What is expected: The records that follow should be retyped word for word.

Task input:
☆ ☆ ☆ ☆
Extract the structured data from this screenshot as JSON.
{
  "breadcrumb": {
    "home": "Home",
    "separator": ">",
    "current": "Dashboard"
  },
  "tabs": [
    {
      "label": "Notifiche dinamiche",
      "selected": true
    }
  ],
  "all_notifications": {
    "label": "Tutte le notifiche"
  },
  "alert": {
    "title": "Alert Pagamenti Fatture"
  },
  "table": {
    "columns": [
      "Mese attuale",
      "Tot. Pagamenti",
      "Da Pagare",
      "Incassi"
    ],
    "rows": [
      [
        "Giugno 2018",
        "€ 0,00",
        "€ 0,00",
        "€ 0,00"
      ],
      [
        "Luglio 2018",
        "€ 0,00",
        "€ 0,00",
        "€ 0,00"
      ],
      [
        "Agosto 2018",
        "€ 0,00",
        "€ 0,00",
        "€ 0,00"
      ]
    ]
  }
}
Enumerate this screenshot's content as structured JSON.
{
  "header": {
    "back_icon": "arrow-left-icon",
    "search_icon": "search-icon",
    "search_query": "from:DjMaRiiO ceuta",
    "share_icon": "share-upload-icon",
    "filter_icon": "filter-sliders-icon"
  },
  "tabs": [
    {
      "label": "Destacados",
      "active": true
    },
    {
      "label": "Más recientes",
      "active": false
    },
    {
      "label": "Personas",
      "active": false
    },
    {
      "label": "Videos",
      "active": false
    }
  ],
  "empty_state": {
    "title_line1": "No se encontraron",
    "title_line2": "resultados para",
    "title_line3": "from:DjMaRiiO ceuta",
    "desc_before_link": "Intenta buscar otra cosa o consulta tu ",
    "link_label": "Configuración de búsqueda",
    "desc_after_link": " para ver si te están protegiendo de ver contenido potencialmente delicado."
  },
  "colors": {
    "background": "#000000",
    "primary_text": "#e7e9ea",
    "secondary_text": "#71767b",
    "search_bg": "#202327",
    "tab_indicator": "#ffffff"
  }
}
☆ ☆ ☆ ☆
Output:
Extract the structured data from this screenshot as JSON.
{
  "breadcrumb": {
    "home": "Home",
    "separator": ">",
    "current": "Dashboard"
  },
  "tabs": [
    {
      "label": "Notifiche dinamiche",
      "selected": true
    }
  ],
  "all_notifications": {
    "label": "Tutte le notifiche"
  },
  "alert": {
    "title": "Alert Pagamenti Fatture"
  },
  "table": {
    "columns": [
      "Mese attuale",
      "Tot. Pagamenti",
      "Da Pagare",
      "Incassi"
    ],
    "rows": [
      [
        "Giugno 2018",
        "€ 0,00",
        "€ 0,00",
        "€ 0,00"
      ],
      [
        "Luglio 2018",
        "€ 0,00",
        "€ 0,00",
        "€ 0,00"
      ],
      [
        "Agosto 2018",
        "€ 0,00",
        "€ 0,00",
        "€ 0,00"
      ]
    ]
  }
}
Enumerate this screenshot's content as structured JSON.
{
  "header": {
    "back_icon": "arrow-left-icon",
    "search_icon": "search-icon",
    "search_query": "from:DjMaRiiO ceuta",
    "share_icon": "share-upload-icon",
    "filter_icon": "filter-sliders-icon"
  },
  "tabs": [
    {
      "label": "Destacados",
      "active": true
    },
    {
      "label": "Más recientes",
      "active": false
    },
    {
      "label": "Personas",
      "active": false
    },
    {
      "label": "Videos",
      "active": false
    }
  ],
  "empty_state": {
    "title_line1": "No se encontraron",
    "title_line2": "resultados para",
    "title_line3": "from:DjMaRiiO ceuta",
    "desc_before_link": "Intenta buscar otra cosa o consulta tu ",
    "link_label": "Configuración de búsqueda",
    "desc_after_link": " para ver si te están protegiendo de ver contenido potencialmente delicado."
  },
  "colors": {
    "background": "#000000",
    "primary_text": "#e7e9ea",
    "secondary_text": "#71767b",
    "search_bg": "#202327",
    "tab_indicator": "#ffffff"
  }
}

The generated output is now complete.